Start INPUT DATA
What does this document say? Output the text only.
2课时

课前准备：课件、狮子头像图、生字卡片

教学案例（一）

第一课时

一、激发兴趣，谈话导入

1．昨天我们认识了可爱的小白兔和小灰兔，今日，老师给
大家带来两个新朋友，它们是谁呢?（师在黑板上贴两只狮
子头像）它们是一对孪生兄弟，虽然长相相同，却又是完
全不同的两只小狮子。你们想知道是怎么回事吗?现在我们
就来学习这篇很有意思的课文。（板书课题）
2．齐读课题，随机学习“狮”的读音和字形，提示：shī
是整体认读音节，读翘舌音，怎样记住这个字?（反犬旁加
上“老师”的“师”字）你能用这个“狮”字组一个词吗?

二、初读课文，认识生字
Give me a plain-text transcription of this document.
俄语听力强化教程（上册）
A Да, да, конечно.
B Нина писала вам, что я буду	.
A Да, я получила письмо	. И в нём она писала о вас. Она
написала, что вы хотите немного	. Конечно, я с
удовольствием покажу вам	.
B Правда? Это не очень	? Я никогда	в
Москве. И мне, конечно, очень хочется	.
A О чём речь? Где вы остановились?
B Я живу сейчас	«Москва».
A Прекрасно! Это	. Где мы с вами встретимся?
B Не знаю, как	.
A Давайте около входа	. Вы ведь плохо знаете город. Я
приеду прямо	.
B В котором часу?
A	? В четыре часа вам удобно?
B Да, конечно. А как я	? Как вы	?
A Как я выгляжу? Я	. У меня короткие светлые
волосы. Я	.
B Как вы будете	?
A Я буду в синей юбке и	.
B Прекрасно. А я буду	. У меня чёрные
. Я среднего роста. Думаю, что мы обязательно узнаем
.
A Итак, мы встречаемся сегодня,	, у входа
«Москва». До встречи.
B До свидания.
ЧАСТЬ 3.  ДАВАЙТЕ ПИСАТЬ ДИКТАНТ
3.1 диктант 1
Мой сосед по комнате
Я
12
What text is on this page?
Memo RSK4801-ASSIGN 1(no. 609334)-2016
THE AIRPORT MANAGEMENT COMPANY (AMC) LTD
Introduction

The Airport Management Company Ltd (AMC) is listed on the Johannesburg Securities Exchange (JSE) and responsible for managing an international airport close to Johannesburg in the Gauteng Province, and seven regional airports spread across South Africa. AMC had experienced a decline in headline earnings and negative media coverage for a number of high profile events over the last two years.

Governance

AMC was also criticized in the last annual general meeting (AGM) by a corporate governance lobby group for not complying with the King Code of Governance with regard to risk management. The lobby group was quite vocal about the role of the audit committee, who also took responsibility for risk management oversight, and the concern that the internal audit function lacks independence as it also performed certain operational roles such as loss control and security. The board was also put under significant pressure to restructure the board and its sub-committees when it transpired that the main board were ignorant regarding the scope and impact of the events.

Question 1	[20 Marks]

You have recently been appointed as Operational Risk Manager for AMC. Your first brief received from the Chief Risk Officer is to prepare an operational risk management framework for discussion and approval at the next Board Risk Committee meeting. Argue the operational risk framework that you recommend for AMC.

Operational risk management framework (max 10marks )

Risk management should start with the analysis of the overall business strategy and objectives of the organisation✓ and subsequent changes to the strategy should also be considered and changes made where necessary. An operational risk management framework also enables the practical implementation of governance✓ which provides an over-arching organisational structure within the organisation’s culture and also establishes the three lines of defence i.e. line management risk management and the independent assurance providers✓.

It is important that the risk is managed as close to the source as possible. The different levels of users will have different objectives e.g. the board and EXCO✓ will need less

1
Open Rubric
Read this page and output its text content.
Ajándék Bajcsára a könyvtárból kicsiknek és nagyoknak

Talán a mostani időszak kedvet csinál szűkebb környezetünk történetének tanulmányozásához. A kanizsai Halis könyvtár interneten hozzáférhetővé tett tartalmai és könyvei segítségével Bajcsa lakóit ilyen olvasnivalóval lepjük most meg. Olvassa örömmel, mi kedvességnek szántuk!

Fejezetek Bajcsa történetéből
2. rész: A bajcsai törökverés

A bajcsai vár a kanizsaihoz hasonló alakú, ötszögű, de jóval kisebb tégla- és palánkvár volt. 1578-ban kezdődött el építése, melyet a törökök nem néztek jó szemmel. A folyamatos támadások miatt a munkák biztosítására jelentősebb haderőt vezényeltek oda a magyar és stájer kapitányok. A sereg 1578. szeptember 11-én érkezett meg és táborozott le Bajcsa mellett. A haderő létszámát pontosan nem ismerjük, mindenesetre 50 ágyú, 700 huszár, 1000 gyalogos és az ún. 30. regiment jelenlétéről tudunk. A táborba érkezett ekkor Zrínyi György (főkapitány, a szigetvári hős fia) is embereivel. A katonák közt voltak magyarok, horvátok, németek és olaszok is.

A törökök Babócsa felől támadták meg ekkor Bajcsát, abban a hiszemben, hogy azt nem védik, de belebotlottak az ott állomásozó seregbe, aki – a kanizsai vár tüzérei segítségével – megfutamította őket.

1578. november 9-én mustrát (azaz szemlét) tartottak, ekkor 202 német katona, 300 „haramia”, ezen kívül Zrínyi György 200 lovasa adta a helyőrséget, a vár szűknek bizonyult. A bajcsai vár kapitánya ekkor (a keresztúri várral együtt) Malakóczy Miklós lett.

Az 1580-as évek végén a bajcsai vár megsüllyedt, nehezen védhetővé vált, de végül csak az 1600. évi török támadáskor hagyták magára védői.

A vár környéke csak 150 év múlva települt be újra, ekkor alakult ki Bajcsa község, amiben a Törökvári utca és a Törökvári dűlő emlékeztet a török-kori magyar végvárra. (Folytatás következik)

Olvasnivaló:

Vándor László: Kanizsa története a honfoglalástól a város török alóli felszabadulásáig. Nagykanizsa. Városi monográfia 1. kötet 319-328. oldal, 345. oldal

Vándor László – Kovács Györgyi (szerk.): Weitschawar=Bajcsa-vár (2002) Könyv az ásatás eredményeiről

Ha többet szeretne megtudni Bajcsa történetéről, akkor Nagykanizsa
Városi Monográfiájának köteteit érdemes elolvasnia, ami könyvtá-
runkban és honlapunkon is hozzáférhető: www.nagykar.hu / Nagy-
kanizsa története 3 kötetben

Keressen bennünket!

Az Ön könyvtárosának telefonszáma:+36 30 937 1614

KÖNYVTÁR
End INPUT DATA
Print every record above exactly as written.

What does this document say? Output the text only.
2课时

课前准备：课件、狮子头像图、生字卡片

教学案例（一）

第一课时

一、激发兴趣，谈话导入

1．昨天我们认识了可爱的小白兔和小灰兔，今日，老师给
大家带来两个新朋友，它们是谁呢?（师在黑板上贴两只狮
子头像）它们是一对孪生兄弟，虽然长相相同，却又是完
全不同的两只小狮子。你们想知道是怎么回事吗?现在我们
就来学习这篇很有意思的课文。（板书课题）
2．齐读课题，随机学习“狮”的读音和字形，提示：shī
是整体认读音节，读翘舌音，怎样记住这个字?（反犬旁加
上“老师”的“师”字）你能用这个“狮”字组一个词吗?

二、初读课文，认识生字
Give me a plain-text transcription of this document.
俄语听力强化教程（上册）
A Да, да, конечно.
B Нина писала вам, что я буду	.
A Да, я получила письмо	. И в нём она писала о вас. Она
написала, что вы хотите немного	. Конечно, я с
удовольствием покажу вам	.
B Правда? Это не очень	? Я никогда	в
Москве. И мне, конечно, очень хочется	.
A О чём речь? Где вы остановились?
B Я живу сейчас	«Москва».
A Прекрасно! Это	. Где мы с вами встретимся?
B Не знаю, как	.
A Давайте около входа	. Вы ведь плохо знаете город. Я
приеду прямо	.
B В котором часу?
A	? В четыре часа вам удобно?
B Да, конечно. А как я	? Как вы	?
A Как я выгляжу? Я	. У меня короткие светлые
волосы. Я	.
B Как вы будете	?
A Я буду в синей юбке и	.
B Прекрасно. А я буду	. У меня чёрные
. Я среднего роста. Думаю, что мы обязательно узнаем
.
A Итак, мы встречаемся сегодня,	, у входа
«Москва». До встречи.
B До свидания.
ЧАСТЬ 3.  ДАВАЙТЕ ПИСАТЬ ДИКТАНТ
3.1 диктант 1
Мой сосед по комнате
Я
12
What text is on this page?
Memo RSK4801-ASSIGN 1(no. 609334)-2016
THE AIRPORT MANAGEMENT COMPANY (AMC) LTD
Introduction

The Airport Management Company Ltd (AMC) is listed on the Johannesburg Securities Exchange (JSE) and responsible for managing an international airport close to Johannesburg in the Gauteng Province, and seven regional airports spread across South Africa. AMC had experienced a decline in headline earnings and negative media coverage for a number of high profile events over the last two years.

Governance

AMC was also criticized in the last annual general meeting (AGM) by a corporate governance lobby group for not complying with the King Code of Governance with regard to risk management. The lobby group was quite vocal about the role of the audit committee, who also took responsibility for risk management oversight, and the concern that the internal audit function lacks independence as it also performed certain operational roles such as loss control and security. The board was also put under significant pressure to restructure the board and its sub-committees when it transpired that the main board were ignorant regarding the scope and impact of the events.

Question 1	[20 Marks]

You have recently been appointed as Operational Risk Manager for AMC. Your first brief received from the Chief Risk Officer is to prepare an operational risk management framework for discussion and approval at the next Board Risk Committee meeting. Argue the operational risk framework that you recommend for AMC.

Operational risk management framework (max 10marks )

Risk management should start with the analysis of the overall business strategy and objectives of the organisation✓ and subsequent changes to the strategy should also be considered and changes made where necessary. An operational risk management framework also enables the practical implementation of governance✓ which provides an over-arching organisational structure within the organisation’s culture and also establishes the three lines of defence i.e. line management risk management and the independent assurance providers✓.

It is important that the risk is managed as close to the source as possible. The different levels of users will have different objectives e.g. the board and EXCO✓ will need less

1
Open Rubric
Read this page and output its text content.
Ajándék Bajcsára a könyvtárból kicsiknek és nagyoknak

Talán a mostani időszak kedvet csinál szűkebb környezetünk történetének tanulmányozásához. A kanizsai Halis könyvtár interneten hozzáférhetővé tett tartalmai és könyvei segítségével Bajcsa lakóit ilyen olvasnivalóval lepjük most meg. Olvassa örömmel, mi kedvességnek szántuk!

Fejezetek Bajcsa történetéből
2. rész: A bajcsai törökverés

A bajcsai vár a kanizsaihoz hasonló alakú, ötszögű, de jóval kisebb tégla- és palánkvár volt. 1578-ban kezdődött el építése, melyet a törökök nem néztek jó szemmel. A folyamatos támadások miatt a munkák biztosítására jelentősebb haderőt vezényeltek oda a magyar és stájer kapitányok. A sereg 1578. szeptember 11-én érkezett meg és táborozott le Bajcsa mellett. A haderő létszámát pontosan nem ismerjük, mindenesetre 50 ágyú, 700 huszár, 1000 gyalogos és az ún. 30. regiment jelenlétéről tudunk. A táborba érkezett ekkor Zrínyi György (főkapitány, a szigetvári hős fia) is embereivel. A katonák közt voltak magyarok, horvátok, németek és olaszok is.

A törökök Babócsa felől támadták meg ekkor Bajcsát, abban a hiszemben, hogy azt nem védik, de belebotlottak az ott állomásozó seregbe, aki – a kanizsai vár tüzérei segítségével – megfutamította őket.

1578. november 9-én mustrát (azaz szemlét) tartottak, ekkor 202 német katona, 300 „haramia”, ezen kívül Zrínyi György 200 lovasa adta a helyőrséget, a vár szűknek bizonyult. A bajcsai vár kapitánya ekkor (a keresztúri várral együtt) Malakóczy Miklós lett.

Az 1580-as évek végén a bajcsai vár megsüllyedt, nehezen védhetővé vált, de végül csak az 1600. évi török támadáskor hagyták magára védői.

A vár környéke csak 150 év múlva települt be újra, ekkor alakult ki Bajcsa község, amiben a Törökvári utca és a Törökvári dűlő emlékeztet a török-kori magyar végvárra. (Folytatás következik)

Olvasnivaló:

Vándor László: Kanizsa története a honfoglalástól a város török alóli felszabadulásáig. Nagykanizsa. Városi monográfia 1. kötet 319-328. oldal, 345. oldal

Vándor László – Kovács Györgyi (szerk.): Weitschawar=Bajcsa-vár (2002) Könyv az ásatás eredményeiről

Ha többet szeretne megtudni Bajcsa történetéről, akkor Nagykanizsa
Városi Monográfiájának köteteit érdemes elolvasnia, ami könyvtá-
runkban és honlapunkon is hozzáférhető: www.nagykar.hu / Nagy-
kanizsa története 3 kötetben

Keressen bennünket!

Az Ön könyvtárosának telefonszáma:+36 30 937 1614

KÖNYVTÁR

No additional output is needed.